──────── Listing ────────

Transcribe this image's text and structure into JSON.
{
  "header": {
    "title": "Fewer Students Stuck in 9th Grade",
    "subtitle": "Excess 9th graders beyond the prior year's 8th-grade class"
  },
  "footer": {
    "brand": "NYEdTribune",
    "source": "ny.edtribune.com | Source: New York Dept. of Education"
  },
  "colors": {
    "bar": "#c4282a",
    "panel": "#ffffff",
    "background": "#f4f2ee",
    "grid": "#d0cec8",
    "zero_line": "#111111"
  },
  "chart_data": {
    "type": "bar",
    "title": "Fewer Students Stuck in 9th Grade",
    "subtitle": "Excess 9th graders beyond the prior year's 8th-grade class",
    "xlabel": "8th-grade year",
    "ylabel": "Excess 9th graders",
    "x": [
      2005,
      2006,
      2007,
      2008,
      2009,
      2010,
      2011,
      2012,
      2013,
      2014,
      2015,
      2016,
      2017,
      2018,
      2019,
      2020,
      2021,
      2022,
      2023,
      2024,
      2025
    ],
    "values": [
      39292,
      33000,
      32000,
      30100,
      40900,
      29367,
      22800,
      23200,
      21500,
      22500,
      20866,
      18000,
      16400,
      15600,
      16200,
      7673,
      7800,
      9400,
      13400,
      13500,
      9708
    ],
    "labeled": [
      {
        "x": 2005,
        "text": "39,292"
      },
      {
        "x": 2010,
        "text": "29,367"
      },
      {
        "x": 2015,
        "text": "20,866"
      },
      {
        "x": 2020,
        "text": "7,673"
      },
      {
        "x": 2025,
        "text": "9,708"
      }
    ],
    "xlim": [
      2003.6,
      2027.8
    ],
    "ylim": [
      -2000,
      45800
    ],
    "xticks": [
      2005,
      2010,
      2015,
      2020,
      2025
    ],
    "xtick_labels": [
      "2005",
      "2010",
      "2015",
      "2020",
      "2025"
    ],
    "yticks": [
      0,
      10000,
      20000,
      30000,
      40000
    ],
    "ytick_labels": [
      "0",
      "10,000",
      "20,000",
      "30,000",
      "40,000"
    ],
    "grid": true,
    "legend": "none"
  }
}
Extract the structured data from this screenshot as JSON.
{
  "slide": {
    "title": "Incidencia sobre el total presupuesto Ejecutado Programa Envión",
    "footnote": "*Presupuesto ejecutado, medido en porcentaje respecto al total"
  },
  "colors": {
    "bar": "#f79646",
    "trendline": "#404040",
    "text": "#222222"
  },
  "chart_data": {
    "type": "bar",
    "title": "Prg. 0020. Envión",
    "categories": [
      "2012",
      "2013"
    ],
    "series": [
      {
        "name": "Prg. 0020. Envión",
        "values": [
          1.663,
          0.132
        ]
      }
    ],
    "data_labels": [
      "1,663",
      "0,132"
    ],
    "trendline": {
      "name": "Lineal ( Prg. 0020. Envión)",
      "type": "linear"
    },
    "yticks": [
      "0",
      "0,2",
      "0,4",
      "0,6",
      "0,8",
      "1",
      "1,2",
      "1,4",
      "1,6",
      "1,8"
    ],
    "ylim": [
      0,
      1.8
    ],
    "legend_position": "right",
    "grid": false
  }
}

────────

* [Work required] Copy out exactly the lines running from the line with "Extract the structured" to the end of the records, inclusive.

* [Solution to this problem]
Extract the structured data from this screenshot as JSON.
{
  "slide": {
    "title": "Incidencia sobre el total presupuesto Ejecutado Programa Envión",
    "footnote": "*Presupuesto ejecutado, medido en porcentaje respecto al total"
  },
  "colors": {
    "bar": "#f79646",
    "trendline": "#404040",
    "text": "#222222"
  },
  "chart_data": {
    "type": "bar",
    "title": "Prg. 0020. Envión",
    "categories": [
      "2012",
      "2013"
    ],
    "series": [
      {
        "name": "Prg. 0020. Envión",
        "values": [
          1.663,
          0.132
        ]
      }
    ],
    "data_labels": [
      "1,663",
      "0,132"
    ],
    "trendline": {
      "name": "Lineal ( Prg. 0020. Envión)",
      "type": "linear"
    },
    "yticks": [
      "0",
      "0,2",
      "0,4",
      "0,6",
      "0,8",
      "1",
      "1,2",
      "1,4",
      "1,6",
      "1,8"
    ],
    "ylim": [
      0,
      1.8
    ],
    "legend_position": "right",
    "grid": false
  }
}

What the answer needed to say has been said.